**Short problem:**
Copy each line of the material below that includes the string "your".

**Material for this exercise:**
+ + + + + + +

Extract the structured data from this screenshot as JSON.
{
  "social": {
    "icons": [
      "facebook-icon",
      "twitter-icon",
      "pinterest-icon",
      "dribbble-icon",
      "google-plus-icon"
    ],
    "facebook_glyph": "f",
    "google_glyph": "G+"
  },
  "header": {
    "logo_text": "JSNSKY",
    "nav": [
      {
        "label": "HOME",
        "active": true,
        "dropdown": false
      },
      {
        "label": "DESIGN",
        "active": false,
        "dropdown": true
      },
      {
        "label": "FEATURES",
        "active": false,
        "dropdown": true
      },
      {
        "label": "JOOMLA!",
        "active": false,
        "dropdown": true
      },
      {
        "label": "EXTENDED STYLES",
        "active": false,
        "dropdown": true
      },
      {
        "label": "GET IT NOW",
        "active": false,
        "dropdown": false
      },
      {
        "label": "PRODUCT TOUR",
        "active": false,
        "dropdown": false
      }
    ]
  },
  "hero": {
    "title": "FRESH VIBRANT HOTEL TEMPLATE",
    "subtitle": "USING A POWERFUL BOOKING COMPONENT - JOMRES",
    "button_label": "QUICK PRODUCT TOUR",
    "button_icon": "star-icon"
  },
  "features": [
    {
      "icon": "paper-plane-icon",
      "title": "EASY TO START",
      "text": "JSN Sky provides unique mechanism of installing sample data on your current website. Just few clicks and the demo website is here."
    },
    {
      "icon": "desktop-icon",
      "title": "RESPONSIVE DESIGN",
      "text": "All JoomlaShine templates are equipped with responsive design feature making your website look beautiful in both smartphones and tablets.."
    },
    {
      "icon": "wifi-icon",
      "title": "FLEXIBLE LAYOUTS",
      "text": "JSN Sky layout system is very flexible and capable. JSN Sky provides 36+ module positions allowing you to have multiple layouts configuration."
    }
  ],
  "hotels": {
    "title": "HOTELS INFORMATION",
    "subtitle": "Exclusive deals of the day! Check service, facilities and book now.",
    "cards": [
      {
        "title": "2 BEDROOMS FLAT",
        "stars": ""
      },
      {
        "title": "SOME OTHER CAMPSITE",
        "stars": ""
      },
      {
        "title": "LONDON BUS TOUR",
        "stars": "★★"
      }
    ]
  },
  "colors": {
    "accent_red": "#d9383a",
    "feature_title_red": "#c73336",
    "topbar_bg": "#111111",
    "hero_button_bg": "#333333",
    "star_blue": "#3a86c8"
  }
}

+ + + + + + +

**Correct output:**
      "text": "JSN Sky provides unique mechanism of installing sample data on your current website. Just few clicks and the demo website is here."
      "text": "All JoomlaShine templates are equipped with responsive design feature making your website look beautiful in both smartphones and tablets.."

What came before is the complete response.